Stored data entries:
********************

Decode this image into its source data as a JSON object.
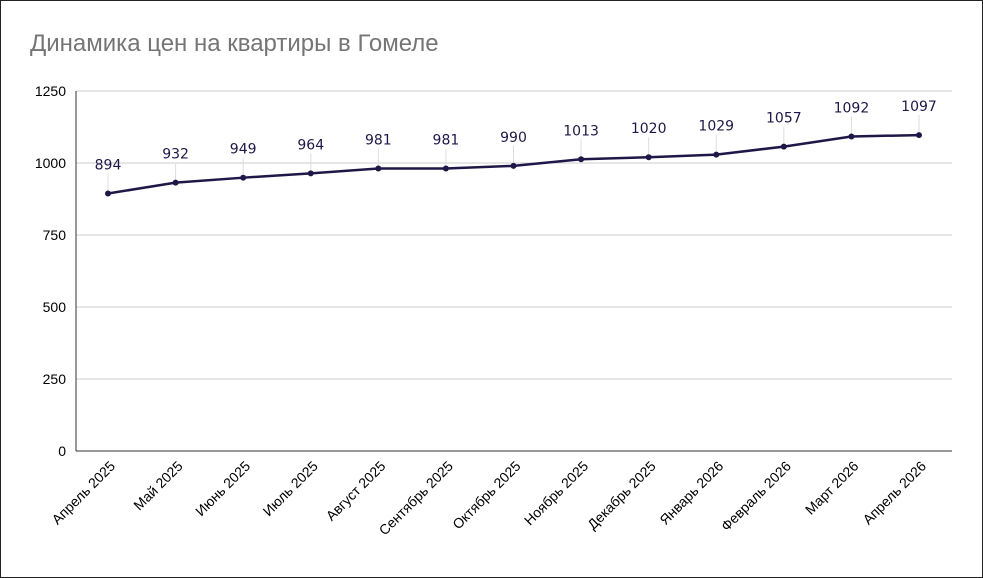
{
  "chart_data": {
    "type": "line",
    "title": "Динамика цен на квартиры в Гомеле",
    "xlabel": "",
    "ylabel": "",
    "ylim": [
      0,
      1250
    ],
    "yticks": [
      "0",
      "250",
      "500",
      "750",
      "1000",
      "1250"
    ],
    "grid": true,
    "legend": "none",
    "categories": [
      "Апрель 2025",
      "Май 2025",
      "Июнь 2025",
      "Июль 2025",
      "Август 2025",
      "Сентябрь 2025",
      "Октябрь 2025",
      "Ноябрь 2025",
      "Декабрь 2025",
      "Январь 2026",
      "Февраль 2026",
      "Март 2026",
      "Апрель 2026"
    ],
    "values": [
      894,
      932,
      949,
      964,
      981,
      981,
      990,
      1013,
      1020,
      1029,
      1057,
      1092,
      1097
    ],
    "line_color": "#1e1848",
    "grid_color": "#cccccc",
    "title_color": "#757575"
  }
}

********************

### TASK GOAL:
Omitting all images, print the listing exactly.

### EXERCISE SOLUTION:
Decode this image into its source data as a JSON object.
{
  "chart_data": {
    "type": "line",
    "title": "Динамика цен на квартиры в Гомеле",
    "xlabel": "",
    "ylabel": "",
    "ylim": [
      0,
      1250
    ],
    "yticks": [
      "0",
      "250",
      "500",
      "750",
      "1000",
      "1250"
    ],
    "grid": true,
    "legend": "none",
    "categories": [
      "Апрель 2025",
      "Май 2025",
      "Июнь 2025",
      "Июль 2025",
      "Август 2025",
      "Сентябрь 2025",
      "Октябрь 2025",
      "Ноябрь 2025",
      "Декабрь 2025",
      "Январь 2026",
      "Февраль 2026",
      "Март 2026",
      "Апрель 2026"
    ],
    "values": [
      894,
      932,
      949,
      964,
      981,
      981,
      990,
      1013,
      1020,
      1029,
      1057,
      1092,
      1097
    ],
    "line_color": "#1e1848",
    "grid_color": "#cccccc",
    "title_color": "#757575"
  }
}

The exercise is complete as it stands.